- _PROMPT_
Transcribe the records below exactly, leaving out any pictures.

── RECORDS TO USE

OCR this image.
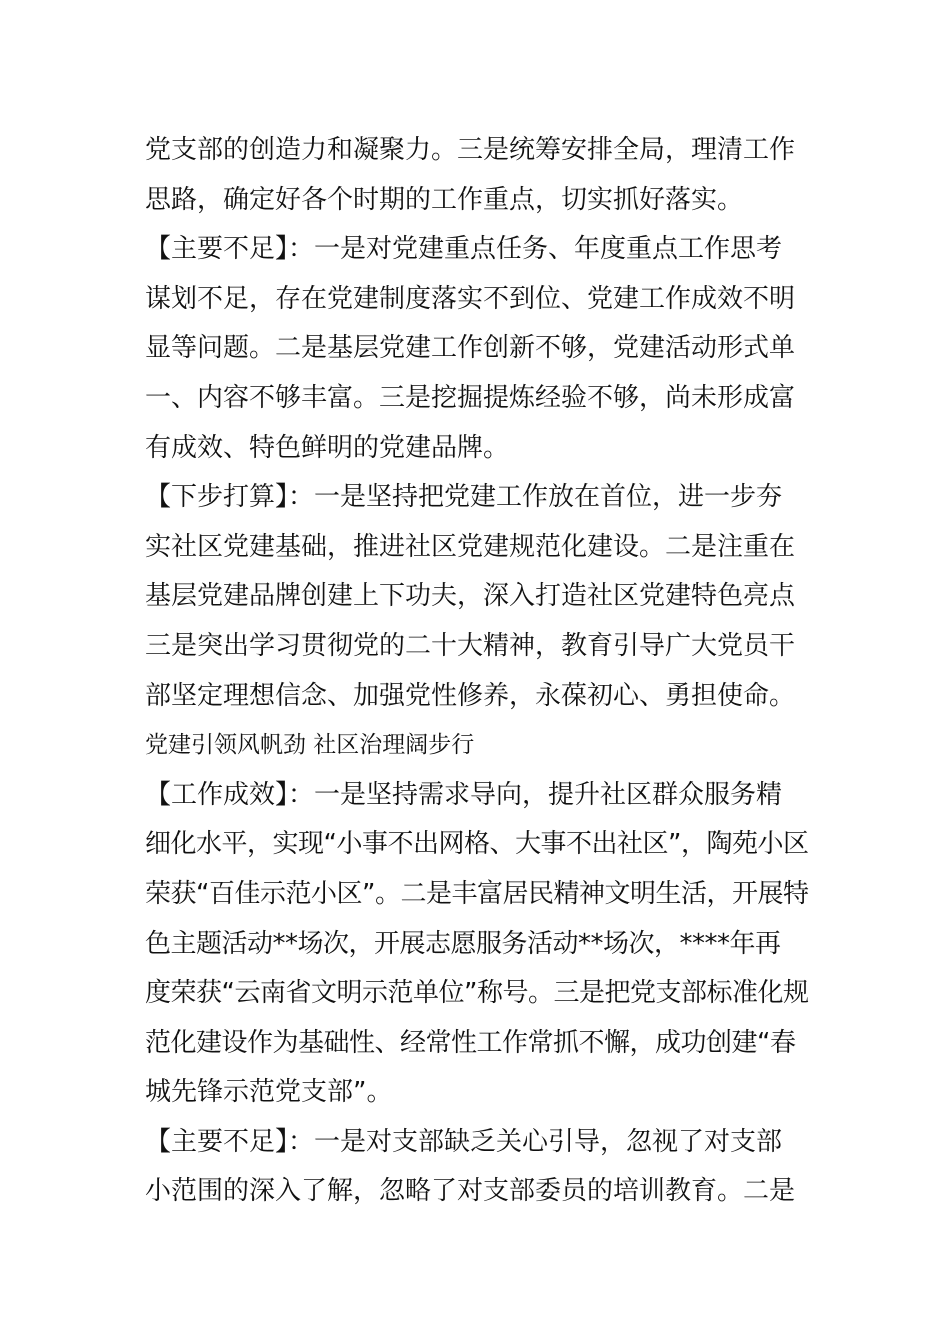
党支部的创造力和凝聚力。三是统筹安排全局，理清工作
思路，确定好各个时期的工作重点，切实抓好落实。
【主要不足】：一是对党建重点任务、年度重点工作思考
谋划不足，存在党建制度落实不到位、党建工作成效不明
显等问题。二是基层党建工作创新不够，党建活动形式单
一、内容不够丰富。三是挖掘提炼经验不够，尚未形成富
有成效、特色鲜明的党建品牌。
【下步打算】：一是坚持把党建工作放在首位，进一步夯
实社区党建基础，推进社区党建规范化建设。二是注重在
基层党建品牌创建上下功夫，深入打造社区党建特色亮点
三是突出学习贯彻党的二十大精神，教育引导广大党员干
部坚定理想信念、加强党性修养，永葆初心、勇担使命。
党建引领风帆劲 社区治理阔步行
【工作成效】：一是坚持需求导向，提升社区群众服务精
细化水平，实现“小事不出网格、大事不出社区”，陶苑小区
荣获“百佳示范小区”。二是丰富居民精神文明生活，开展特
色主题活动**场次，开展志愿服务活动**场次，****年再
度荣获“云南省文明示范单位”称号。三是把党支部标准化规
范化建设作为基础性、经常性工作常抓不懈，成功创建“春
城先锋示范党支部”。
【主要不足】：一是对支部缺乏关心引导，忽视了对支部
小范围的深入了解，忽略了对支部委员的培训教育。二是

────

- _THE REPLY_
OCR this image.
党支部的创造力和凝聚力。三是统筹安排全局，理清工作
思路，确定好各个时期的工作重点，切实抓好落实。
【主要不足】：一是对党建重点任务、年度重点工作思考
谋划不足，存在党建制度落实不到位、党建工作成效不明
显等问题。二是基层党建工作创新不够，党建活动形式单
一、内容不够丰富。三是挖掘提炼经验不够，尚未形成富
有成效、特色鲜明的党建品牌。
【下步打算】：一是坚持把党建工作放在首位，进一步夯
实社区党建基础，推进社区党建规范化建设。二是注重在
基层党建品牌创建上下功夫，深入打造社区党建特色亮点
三是突出学习贯彻党的二十大精神，教育引导广大党员干
部坚定理想信念、加强党性修养，永葆初心、勇担使命。
党建引领风帆劲 社区治理阔步行
【工作成效】：一是坚持需求导向，提升社区群众服务精
细化水平，实现“小事不出网格、大事不出社区”，陶苑小区
荣获“百佳示范小区”。二是丰富居民精神文明生活，开展特
色主题活动**场次，开展志愿服务活动**场次，****年再
度荣获“云南省文明示范单位”称号。三是把党支部标准化规
范化建设作为基础性、经常性工作常抓不懈，成功创建“春
城先锋示范党支部”。
【主要不足】：一是对支部缺乏关心引导，忽视了对支部
小范围的深入了解，忽略了对支部委员的培训教育。二是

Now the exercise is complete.